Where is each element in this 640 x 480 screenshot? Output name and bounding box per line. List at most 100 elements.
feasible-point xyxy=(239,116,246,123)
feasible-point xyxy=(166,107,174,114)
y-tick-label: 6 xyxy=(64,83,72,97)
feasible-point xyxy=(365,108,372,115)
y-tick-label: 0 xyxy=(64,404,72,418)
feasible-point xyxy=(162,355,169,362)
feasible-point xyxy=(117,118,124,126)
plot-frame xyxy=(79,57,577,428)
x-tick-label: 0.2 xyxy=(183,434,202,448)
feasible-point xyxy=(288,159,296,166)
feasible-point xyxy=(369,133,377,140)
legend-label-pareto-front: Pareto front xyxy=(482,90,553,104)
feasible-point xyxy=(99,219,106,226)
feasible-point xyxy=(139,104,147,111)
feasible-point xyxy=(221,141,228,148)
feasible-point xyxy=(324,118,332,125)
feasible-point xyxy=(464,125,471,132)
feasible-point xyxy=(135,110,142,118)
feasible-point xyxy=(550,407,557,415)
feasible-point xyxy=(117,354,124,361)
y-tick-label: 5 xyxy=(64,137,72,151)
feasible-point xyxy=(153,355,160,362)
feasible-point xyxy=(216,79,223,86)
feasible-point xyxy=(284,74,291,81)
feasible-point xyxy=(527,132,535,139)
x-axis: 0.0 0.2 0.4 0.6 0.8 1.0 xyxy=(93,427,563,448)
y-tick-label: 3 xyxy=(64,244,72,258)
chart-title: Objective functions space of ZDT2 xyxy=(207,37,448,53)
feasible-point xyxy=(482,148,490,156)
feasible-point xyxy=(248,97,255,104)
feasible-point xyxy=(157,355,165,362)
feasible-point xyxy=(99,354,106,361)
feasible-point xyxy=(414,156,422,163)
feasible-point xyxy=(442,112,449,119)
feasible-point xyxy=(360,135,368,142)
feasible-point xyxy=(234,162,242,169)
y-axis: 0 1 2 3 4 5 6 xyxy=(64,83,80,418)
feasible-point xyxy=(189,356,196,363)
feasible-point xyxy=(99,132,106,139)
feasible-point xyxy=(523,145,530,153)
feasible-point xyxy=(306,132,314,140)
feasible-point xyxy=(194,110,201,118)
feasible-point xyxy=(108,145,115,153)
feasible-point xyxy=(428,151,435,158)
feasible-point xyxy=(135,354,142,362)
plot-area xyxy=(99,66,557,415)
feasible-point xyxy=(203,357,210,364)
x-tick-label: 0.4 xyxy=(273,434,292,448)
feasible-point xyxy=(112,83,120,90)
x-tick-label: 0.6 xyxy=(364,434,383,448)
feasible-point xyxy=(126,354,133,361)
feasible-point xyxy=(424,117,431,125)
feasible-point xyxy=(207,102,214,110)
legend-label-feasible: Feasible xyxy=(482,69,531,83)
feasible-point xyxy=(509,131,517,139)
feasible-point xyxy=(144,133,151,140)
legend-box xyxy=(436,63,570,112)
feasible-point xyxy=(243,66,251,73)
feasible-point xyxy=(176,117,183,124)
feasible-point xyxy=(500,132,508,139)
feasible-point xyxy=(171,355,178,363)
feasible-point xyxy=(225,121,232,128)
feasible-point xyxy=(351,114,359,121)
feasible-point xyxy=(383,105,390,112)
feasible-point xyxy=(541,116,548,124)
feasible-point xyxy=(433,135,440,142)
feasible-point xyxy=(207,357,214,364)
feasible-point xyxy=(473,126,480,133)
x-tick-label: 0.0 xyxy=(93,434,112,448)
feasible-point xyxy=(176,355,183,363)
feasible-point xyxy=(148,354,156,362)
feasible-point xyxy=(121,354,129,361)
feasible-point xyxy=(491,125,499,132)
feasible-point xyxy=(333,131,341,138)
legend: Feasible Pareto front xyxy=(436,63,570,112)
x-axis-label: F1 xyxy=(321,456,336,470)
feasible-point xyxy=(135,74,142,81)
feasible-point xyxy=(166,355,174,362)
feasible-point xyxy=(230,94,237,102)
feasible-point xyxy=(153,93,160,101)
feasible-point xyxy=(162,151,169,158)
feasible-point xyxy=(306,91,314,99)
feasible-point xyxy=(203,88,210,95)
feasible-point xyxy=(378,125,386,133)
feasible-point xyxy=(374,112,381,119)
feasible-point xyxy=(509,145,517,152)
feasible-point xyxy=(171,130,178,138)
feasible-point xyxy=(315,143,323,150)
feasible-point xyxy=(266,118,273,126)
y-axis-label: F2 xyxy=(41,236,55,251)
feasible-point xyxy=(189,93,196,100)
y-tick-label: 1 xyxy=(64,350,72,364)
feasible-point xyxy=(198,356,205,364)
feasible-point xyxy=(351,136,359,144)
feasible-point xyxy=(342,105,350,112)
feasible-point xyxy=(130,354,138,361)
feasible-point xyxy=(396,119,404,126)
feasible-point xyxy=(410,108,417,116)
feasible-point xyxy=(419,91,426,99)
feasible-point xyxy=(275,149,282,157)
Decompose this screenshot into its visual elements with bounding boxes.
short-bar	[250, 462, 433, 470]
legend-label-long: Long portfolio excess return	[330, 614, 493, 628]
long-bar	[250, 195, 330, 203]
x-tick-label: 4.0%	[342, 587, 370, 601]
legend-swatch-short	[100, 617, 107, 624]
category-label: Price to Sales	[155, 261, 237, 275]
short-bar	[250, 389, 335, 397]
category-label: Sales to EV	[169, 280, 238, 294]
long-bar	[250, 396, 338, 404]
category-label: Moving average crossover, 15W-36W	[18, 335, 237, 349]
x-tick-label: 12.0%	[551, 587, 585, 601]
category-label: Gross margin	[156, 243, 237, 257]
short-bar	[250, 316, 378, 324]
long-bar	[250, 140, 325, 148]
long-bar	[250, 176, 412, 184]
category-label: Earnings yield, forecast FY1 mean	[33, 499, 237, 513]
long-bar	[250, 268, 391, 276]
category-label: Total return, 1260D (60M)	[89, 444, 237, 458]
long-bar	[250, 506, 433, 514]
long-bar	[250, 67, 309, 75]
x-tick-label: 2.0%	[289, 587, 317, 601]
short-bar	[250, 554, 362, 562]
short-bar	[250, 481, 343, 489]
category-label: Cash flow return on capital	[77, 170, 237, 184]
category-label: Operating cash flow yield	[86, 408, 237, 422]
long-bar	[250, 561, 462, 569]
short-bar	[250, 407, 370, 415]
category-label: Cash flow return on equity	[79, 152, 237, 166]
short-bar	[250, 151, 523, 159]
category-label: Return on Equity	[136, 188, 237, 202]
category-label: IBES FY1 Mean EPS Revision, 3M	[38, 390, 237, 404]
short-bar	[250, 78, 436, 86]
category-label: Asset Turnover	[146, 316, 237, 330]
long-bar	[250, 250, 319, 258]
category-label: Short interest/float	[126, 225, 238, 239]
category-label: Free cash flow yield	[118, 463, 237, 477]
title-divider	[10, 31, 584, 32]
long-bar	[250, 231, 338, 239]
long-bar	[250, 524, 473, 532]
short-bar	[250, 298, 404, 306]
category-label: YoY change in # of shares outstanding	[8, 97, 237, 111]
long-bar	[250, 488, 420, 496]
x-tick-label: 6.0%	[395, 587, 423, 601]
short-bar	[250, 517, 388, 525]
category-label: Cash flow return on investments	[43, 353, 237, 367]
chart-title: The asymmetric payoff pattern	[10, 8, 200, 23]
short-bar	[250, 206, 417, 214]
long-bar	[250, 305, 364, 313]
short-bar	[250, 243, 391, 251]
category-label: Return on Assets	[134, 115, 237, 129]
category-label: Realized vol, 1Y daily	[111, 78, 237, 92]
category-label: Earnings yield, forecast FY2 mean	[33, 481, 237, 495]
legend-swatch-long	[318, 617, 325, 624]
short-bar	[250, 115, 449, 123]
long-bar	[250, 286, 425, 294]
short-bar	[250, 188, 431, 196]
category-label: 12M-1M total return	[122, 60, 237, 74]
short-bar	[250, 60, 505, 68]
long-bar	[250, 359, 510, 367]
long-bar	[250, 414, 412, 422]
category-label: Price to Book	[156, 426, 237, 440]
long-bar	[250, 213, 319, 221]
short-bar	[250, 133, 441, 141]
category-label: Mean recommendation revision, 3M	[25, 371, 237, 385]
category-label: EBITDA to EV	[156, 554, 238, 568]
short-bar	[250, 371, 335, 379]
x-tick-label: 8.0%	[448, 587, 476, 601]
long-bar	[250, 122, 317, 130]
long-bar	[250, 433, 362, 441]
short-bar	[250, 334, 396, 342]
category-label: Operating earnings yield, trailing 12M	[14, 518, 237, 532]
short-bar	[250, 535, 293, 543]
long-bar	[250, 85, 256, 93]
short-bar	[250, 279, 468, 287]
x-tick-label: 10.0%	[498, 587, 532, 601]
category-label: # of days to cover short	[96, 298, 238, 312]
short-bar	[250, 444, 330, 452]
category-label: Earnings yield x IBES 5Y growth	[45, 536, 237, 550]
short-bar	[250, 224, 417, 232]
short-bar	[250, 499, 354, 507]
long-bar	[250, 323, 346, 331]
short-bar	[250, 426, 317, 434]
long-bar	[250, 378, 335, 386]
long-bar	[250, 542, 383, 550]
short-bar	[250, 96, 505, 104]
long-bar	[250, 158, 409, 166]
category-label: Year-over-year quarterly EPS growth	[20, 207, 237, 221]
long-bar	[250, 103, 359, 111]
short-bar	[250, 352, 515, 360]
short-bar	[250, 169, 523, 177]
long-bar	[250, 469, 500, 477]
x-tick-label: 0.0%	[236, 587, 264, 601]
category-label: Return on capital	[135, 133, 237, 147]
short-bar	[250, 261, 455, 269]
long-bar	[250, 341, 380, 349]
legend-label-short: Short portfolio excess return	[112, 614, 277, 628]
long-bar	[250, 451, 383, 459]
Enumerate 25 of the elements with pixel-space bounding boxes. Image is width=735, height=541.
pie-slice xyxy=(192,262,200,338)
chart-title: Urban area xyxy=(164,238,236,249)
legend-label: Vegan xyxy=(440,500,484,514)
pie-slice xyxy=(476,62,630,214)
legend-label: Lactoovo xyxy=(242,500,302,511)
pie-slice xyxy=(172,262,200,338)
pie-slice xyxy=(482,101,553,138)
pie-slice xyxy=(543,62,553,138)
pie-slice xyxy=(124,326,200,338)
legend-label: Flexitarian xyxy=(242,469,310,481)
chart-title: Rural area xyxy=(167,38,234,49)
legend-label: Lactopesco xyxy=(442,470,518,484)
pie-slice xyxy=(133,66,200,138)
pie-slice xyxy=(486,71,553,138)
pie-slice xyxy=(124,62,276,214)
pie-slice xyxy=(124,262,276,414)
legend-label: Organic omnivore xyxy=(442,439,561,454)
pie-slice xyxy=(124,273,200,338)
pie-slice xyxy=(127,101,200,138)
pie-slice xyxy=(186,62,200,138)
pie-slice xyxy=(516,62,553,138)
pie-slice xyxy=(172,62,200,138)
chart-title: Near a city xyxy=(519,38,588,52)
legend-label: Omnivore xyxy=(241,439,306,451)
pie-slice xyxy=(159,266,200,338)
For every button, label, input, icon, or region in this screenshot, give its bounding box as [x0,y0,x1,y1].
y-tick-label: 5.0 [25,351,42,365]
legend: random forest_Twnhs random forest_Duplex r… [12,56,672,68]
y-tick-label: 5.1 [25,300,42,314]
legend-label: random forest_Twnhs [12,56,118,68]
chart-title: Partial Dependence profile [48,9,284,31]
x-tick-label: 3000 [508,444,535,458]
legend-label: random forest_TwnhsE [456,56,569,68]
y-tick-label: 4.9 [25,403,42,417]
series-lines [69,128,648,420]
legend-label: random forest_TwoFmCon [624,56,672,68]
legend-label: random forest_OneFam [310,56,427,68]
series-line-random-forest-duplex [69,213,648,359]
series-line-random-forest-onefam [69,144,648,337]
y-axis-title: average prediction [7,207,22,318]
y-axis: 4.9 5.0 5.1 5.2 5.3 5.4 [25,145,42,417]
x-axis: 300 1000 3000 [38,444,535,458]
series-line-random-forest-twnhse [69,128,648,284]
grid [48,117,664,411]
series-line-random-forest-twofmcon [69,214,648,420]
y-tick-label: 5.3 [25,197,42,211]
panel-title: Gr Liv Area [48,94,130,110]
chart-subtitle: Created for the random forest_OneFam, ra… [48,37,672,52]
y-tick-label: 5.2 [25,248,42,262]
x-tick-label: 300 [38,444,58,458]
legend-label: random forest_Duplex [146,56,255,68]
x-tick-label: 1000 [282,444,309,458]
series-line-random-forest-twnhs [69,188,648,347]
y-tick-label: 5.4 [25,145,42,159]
==*==
* Da fare: Estrai senza alcuna modifica le righe che vanno dall'inizio fino alla riga contenente "feasible-point xyxy=(464,125,471,132)", inclusa.

* Risposta:
Where is each element in this 640 x 480 screenshot? Output name and bounding box per line. List at most 100 elements.
feasible-point xyxy=(239,116,246,123)
feasible-point xyxy=(166,107,174,114)
y-tick-label: 6 xyxy=(64,83,72,97)
feasible-point xyxy=(365,108,372,115)
y-tick-label: 0 xyxy=(64,404,72,418)
feasible-point xyxy=(162,355,169,362)
feasible-point xyxy=(117,118,124,126)
plot-frame xyxy=(79,57,577,428)
x-tick-label: 0.2 xyxy=(183,434,202,448)
feasible-point xyxy=(288,159,296,166)
feasible-point xyxy=(369,133,377,140)
legend-label-pareto-front: Pareto front xyxy=(482,90,553,104)
feasible-point xyxy=(99,219,106,226)
feasible-point xyxy=(139,104,147,111)
feasible-point xyxy=(221,141,228,148)
feasible-point xyxy=(324,118,332,125)
feasible-point xyxy=(464,125,471,132)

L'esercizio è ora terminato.